> **Required task**:
Pictures should be excluded; otherwise, copy every entry exactly.

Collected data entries
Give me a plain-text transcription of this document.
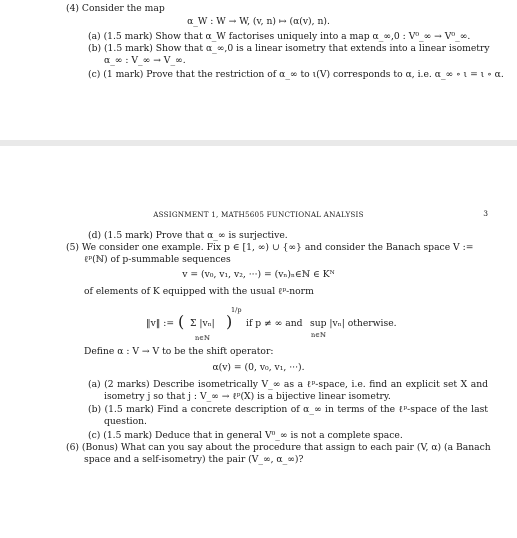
(4) Consider the map
α_W : W → W, (v, n) ↦ (α(v), n).
(a) (1.5 mark) Show that α_W factorises uniquely into a map α_∞,0 : V⁰_∞ → V⁰_∞.
(b) (1.5 mark) Show that α_∞,0 is a linear isometry that extends into a linear isometry
α_∞ : V_∞ → V_∞.
(c) (1 mark) Prove that the restriction of α_∞ to ι(V) corresponds to α, i.e. α_∞ ∘ ι = ι ∘ α.
ASSIGNMENT 1, MATH5605 FUNCTIONAL ANALYSIS	3
(d) (1.5 mark) Prove that α_∞ is surjective.
(5) We consider one example. Fix p ∈ [1, ∞) ∪ {∞} and consider the Banach space V :=
ℓᵖ(ℕ) of p-summable sequences
v = (v₀, v₁, v₂, ···) = (vₙ)ₙ∈ℕ ∈ Kᴺ
of elements of K equipped with the usual ℓᵖ-norm
‖v‖ := ( Σ |vₙ|
n∈ℕ
)
1/p
if p ≠ ∞ and sup |vₙ| otherwise.
n∈ℕ
Define α : V → V to be the shift operator:
α(v) = (0, v₀, v₁, ···).
(a) (2 marks) Describe isometrically V_∞ as a ℓᵖ-space, i.e. find an explicit set X and
isometry j so that j : V_∞ → ℓᵖ(X) is a bijective linear isometry.
(b) (1.5 mark) Find a concrete description of α_∞ in terms of the ℓᵖ-space of the last
question.
(c) (1.5 mark) Deduce that in general V⁰_∞ is not a complete space.
(6) (Bonus) What can you say about the procedure that assign to each pair (V, α) (a Banach
space and a self-isometry) the pair (V_∞, α_∞)?
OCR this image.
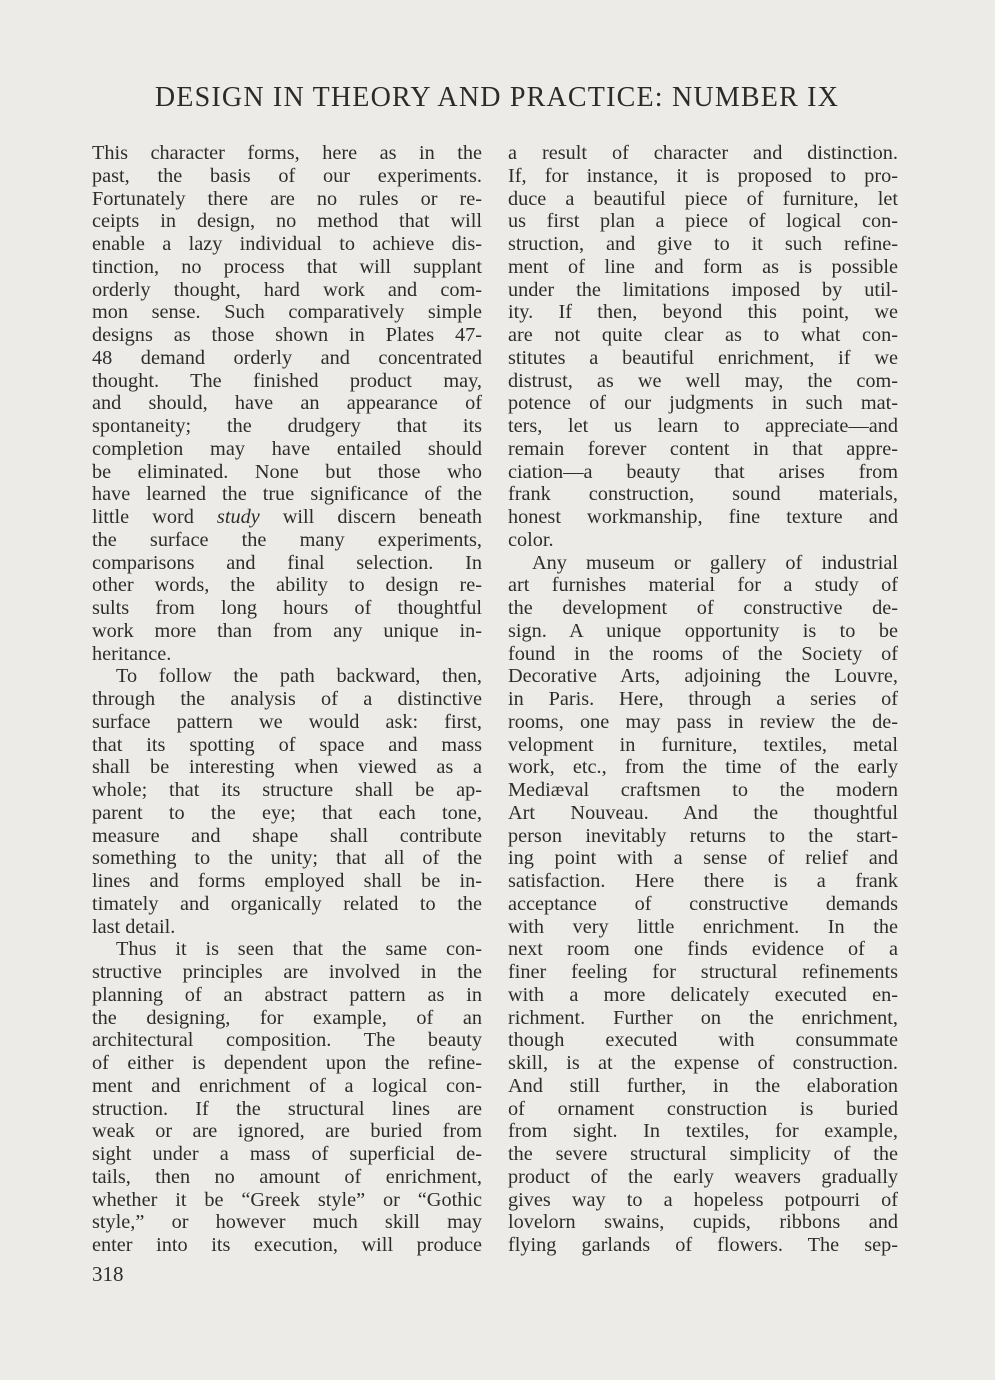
DESIGN IN THEORY AND PRACTICE: NUMBER IX
This character forms, here as in the
past, the basis of our experiments.
Fortunately there are no rules or re-
ceipts in design, no method that will
enable a lazy individual to achieve dis-
tinction, no process that will supplant
orderly thought, hard work and com-
mon sense. Such comparatively simple
designs as those shown in Plates 47-
48 demand orderly and concentrated
thought. The finished product may,
and should, have an appearance of
spontaneity; the drudgery that its
completion may have entailed should
be eliminated. None but those who
have learned the true significance of the
little word study will discern beneath
the surface the many experiments,
comparisons and final selection. In
other words, the ability to design re-
sults from long hours of thoughtful
work more than from any unique in-
heritance.
To follow the path backward, then,
through the analysis of a distinctive
surface pattern we would ask: first,
that its spotting of space and mass
shall be interesting when viewed as a
whole; that its structure shall be ap-
parent to the eye; that each tone,
measure and shape shall contribute
something to the unity; that all of the
lines and forms employed shall be in-
timately and organically related to the
last detail.
Thus it is seen that the same con-
structive principles are involved in the
planning of an abstract pattern as in
the designing, for example, of an
architectural composition. The beauty
of either is dependent upon the refine-
ment and enrichment of a logical con-
struction. If the structural lines are
weak or are ignored, are buried from
sight under a mass of superficial de-
tails, then no amount of enrichment,
whether it be “Greek style” or “Gothic
style,” or however much skill may
enter into its execution, will produce
a result of character and distinction.
If, for instance, it is proposed to pro-
duce a beautiful piece of furniture, let
us first plan a piece of logical con-
struction, and give to it such refine-
ment of line and form as is possible
under the limitations imposed by util-
ity. If then, beyond this point, we
are not quite clear as to what con-
stitutes a beautiful enrichment, if we
distrust, as we well may, the com-
potence of our judgments in such mat-
ters, let us learn to appreciate—and
remain forever content in that appre-
ciation—a beauty that arises from
frank construction, sound materials,
honest workmanship, fine texture and
color.
Any museum or gallery of industrial
art furnishes material for a study of
the development of constructive de-
sign. A unique opportunity is to be
found in the rooms of the Society of
Decorative Arts, adjoining the Louvre,
in Paris. Here, through a series of
rooms, one may pass in review the de-
velopment in furniture, textiles, metal
work, etc., from the time of the early
Mediæval craftsmen to the modern
Art Nouveau. And the thoughtful
person inevitably returns to the start-
ing point with a sense of relief and
satisfaction. Here there is a frank
acceptance of constructive demands
with very little enrichment. In the
next room one finds evidence of a
finer feeling for structural refinements
with a more delicately executed en-
richment. Further on the enrichment,
though executed with consummate
skill, is at the expense of construction.
And still further, in the elaboration
of ornament construction is buried
from sight. In textiles, for example,
the severe structural simplicity of the
product of the early weavers gradually
gives way to a hopeless potpourri of
lovelorn swains, cupids, ribbons and
flying garlands of flowers. The sep-
318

> **Solution for this task**:
Give me a plain-text transcription of this document.
(4) Consider the map
α_W : W → W, (v, n) ↦ (α(v), n).
(a) (1.5 mark) Show that α_W factorises uniquely into a map α_∞,0 : V⁰_∞ → V⁰_∞.
(b) (1.5 mark) Show that α_∞,0 is a linear isometry that extends into a linear isometry
α_∞ : V_∞ → V_∞.
(c) (1 mark) Prove that the restriction of α_∞ to ι(V) corresponds to α, i.e. α_∞ ∘ ι = ι ∘ α.
ASSIGNMENT 1, MATH5605 FUNCTIONAL ANALYSIS	3
(d) (1.5 mark) Prove that α_∞ is surjective.
(5) We consider one example. Fix p ∈ [1, ∞) ∪ {∞} and consider the Banach space V :=
ℓᵖ(ℕ) of p-summable sequences
v = (v₀, v₁, v₂, ···) = (vₙ)ₙ∈ℕ ∈ Kᴺ
of elements of K equipped with the usual ℓᵖ-norm
‖v‖ := ( Σ |vₙ|
n∈ℕ
)
1/p
if p ≠ ∞ and sup |vₙ| otherwise.
n∈ℕ
Define α : V → V to be the shift operator:
α(v) = (0, v₀, v₁, ···).
(a) (2 marks) Describe isometrically V_∞ as a ℓᵖ-space, i.e. find an explicit set X and
isometry j so that j : V_∞ → ℓᵖ(X) is a bijective linear isometry.
(b) (1.5 mark) Find a concrete description of α_∞ in terms of the ℓᵖ-space of the last
question.
(c) (1.5 mark) Deduce that in general V⁰_∞ is not a complete space.
(6) (Bonus) What can you say about the procedure that assign to each pair (V, α) (a Banach
space and a self-isometry) the pair (V_∞, α_∞)?
OCR this image.
DESIGN IN THEORY AND PRACTICE: NUMBER IX
This character forms, here as in the
past, the basis of our experiments.
Fortunately there are no rules or re-
ceipts in design, no method that will
enable a lazy individual to achieve dis-
tinction, no process that will supplant
orderly thought, hard work and com-
mon sense. Such comparatively simple
designs as those shown in Plates 47-
48 demand orderly and concentrated
thought. The finished product may,
and should, have an appearance of
spontaneity; the drudgery that its
completion may have entailed should
be eliminated. None but those who
have learned the true significance of the
little word study will discern beneath
the surface the many experiments,
comparisons and final selection. In
other words, the ability to design re-
sults from long hours of thoughtful
work more than from any unique in-
heritance.
To follow the path backward, then,
through the analysis of a distinctive
surface pattern we would ask: first,
that its spotting of space and mass
shall be interesting when viewed as a
whole; that its structure shall be ap-
parent to the eye; that each tone,
measure and shape shall contribute
something to the unity; that all of the
lines and forms employed shall be in-
timately and organically related to the
last detail.
Thus it is seen that the same con-
structive principles are involved in the
planning of an abstract pattern as in
the designing, for example, of an
architectural composition. The beauty
of either is dependent upon the refine-
ment and enrichment of a logical con-
struction. If the structural lines are
weak or are ignored, are buried from
sight under a mass of superficial de-
tails, then no amount of enrichment,
whether it be “Greek style” or “Gothic
style,” or however much skill may
enter into its execution, will produce
a result of character and distinction.
If, for instance, it is proposed to pro-
duce a beautiful piece of furniture, let
us first plan a piece of logical con-
struction, and give to it such refine-
ment of line and form as is possible
under the limitations imposed by util-
ity. If then, beyond this point, we
are not quite clear as to what con-
stitutes a beautiful enrichment, if we
distrust, as we well may, the com-
potence of our judgments in such mat-
ters, let us learn to appreciate—and
remain forever content in that appre-
ciation—a beauty that arises from
frank construction, sound materials,
honest workmanship, fine texture and
color.
Any museum or gallery of industrial
art furnishes material for a study of
the development of constructive de-
sign. A unique opportunity is to be
found in the rooms of the Society of
Decorative Arts, adjoining the Louvre,
in Paris. Here, through a series of
rooms, one may pass in review the de-
velopment in furniture, textiles, metal
work, etc., from the time of the early
Mediæval craftsmen to the modern
Art Nouveau. And the thoughtful
person inevitably returns to the start-
ing point with a sense of relief and
satisfaction. Here there is a frank
acceptance of constructive demands
with very little enrichment. In the
next room one finds evidence of a
finer feeling for structural refinements
with a more delicately executed en-
richment. Further on the enrichment,
though executed with consummate
skill, is at the expense of construction.
And still further, in the elaboration
of ornament construction is buried
from sight. In textiles, for example,
the severe structural simplicity of the
product of the early weavers gradually
gives way to a hopeless potpourri of
lovelorn swains, cupids, ribbons and
flying garlands of flowers. The sep-
318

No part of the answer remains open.